## YOUR OBJECTIVE:
Lines holding the string "show" are the ones to copy from this listing.

____________

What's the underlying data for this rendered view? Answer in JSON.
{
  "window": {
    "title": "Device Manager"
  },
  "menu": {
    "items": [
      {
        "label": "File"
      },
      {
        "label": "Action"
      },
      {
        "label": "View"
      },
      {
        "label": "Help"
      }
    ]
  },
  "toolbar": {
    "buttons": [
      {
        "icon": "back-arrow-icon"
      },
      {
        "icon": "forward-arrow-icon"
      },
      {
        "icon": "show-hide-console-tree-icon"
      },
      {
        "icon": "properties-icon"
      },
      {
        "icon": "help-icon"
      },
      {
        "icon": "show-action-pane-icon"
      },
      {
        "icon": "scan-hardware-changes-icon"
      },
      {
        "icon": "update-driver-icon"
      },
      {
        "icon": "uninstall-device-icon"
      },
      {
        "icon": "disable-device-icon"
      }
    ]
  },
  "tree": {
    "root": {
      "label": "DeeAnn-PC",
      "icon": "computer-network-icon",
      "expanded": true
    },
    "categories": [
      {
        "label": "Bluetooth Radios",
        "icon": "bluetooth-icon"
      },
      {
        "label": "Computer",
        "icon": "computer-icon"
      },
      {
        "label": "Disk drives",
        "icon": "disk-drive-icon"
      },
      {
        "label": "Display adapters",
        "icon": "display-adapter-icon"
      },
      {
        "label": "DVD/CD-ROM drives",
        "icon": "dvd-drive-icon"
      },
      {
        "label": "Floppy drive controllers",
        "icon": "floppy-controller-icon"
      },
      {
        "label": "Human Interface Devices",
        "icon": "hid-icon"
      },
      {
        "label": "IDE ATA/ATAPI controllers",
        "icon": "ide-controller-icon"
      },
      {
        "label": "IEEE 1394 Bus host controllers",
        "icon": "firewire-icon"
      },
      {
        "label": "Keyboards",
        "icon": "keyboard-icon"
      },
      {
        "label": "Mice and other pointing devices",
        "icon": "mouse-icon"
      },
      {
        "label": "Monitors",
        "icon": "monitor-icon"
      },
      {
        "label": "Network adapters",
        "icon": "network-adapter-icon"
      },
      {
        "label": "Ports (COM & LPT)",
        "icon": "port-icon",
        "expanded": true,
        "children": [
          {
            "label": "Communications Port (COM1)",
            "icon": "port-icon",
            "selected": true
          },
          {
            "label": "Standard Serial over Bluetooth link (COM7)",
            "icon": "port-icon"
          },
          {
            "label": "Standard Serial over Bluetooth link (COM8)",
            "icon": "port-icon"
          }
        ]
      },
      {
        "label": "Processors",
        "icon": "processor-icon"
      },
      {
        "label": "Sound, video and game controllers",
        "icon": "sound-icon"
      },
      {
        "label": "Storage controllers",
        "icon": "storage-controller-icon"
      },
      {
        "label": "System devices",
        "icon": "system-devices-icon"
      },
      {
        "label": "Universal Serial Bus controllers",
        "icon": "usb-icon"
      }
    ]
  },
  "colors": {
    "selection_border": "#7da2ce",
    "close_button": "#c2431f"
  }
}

____________

## TASK RESULT:
        "icon": "show-hide-console-tree-icon"
        "icon": "show-action-pane-icon"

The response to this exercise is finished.